> [GIVEN EXERCISE]: All of the data should be repeated exactly; pictures are not part of the copy.

> [INPUT]:
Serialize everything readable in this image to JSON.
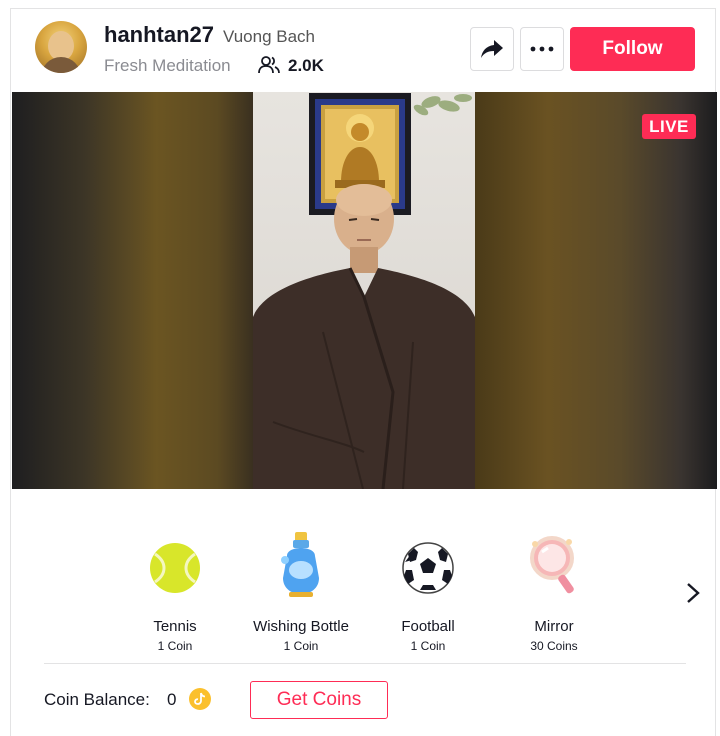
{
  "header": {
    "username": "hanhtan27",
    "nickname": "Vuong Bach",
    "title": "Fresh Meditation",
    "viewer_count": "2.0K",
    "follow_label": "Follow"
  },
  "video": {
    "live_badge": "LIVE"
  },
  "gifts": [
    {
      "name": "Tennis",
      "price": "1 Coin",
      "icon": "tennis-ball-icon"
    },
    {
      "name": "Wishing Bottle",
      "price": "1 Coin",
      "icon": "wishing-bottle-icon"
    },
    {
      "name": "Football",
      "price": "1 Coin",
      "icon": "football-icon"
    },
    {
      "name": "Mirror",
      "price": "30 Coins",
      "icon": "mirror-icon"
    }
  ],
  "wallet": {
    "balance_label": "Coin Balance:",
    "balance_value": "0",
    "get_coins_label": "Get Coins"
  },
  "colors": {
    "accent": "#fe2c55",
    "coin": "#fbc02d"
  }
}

> [RESULT OF THE EXERCISE]:
Serialize everything readable in this image to JSON.
{
  "header": {
    "username": "hanhtan27",
    "nickname": "Vuong Bach",
    "title": "Fresh Meditation",
    "viewer_count": "2.0K",
    "follow_label": "Follow"
  },
  "video": {
    "live_badge": "LIVE"
  },
  "gifts": [
    {
      "name": "Tennis",
      "price": "1 Coin",
      "icon": "tennis-ball-icon"
    },
    {
      "name": "Wishing Bottle",
      "price": "1 Coin",
      "icon": "wishing-bottle-icon"
    },
    {
      "name": "Football",
      "price": "1 Coin",
      "icon": "football-icon"
    },
    {
      "name": "Mirror",
      "price": "30 Coins",
      "icon": "mirror-icon"
    }
  ],
  "wallet": {
    "balance_label": "Coin Balance:",
    "balance_value": "0",
    "get_coins_label": "Get Coins"
  },
  "colors": {
    "accent": "#fe2c55",
    "coin": "#fbc02d"
  }
}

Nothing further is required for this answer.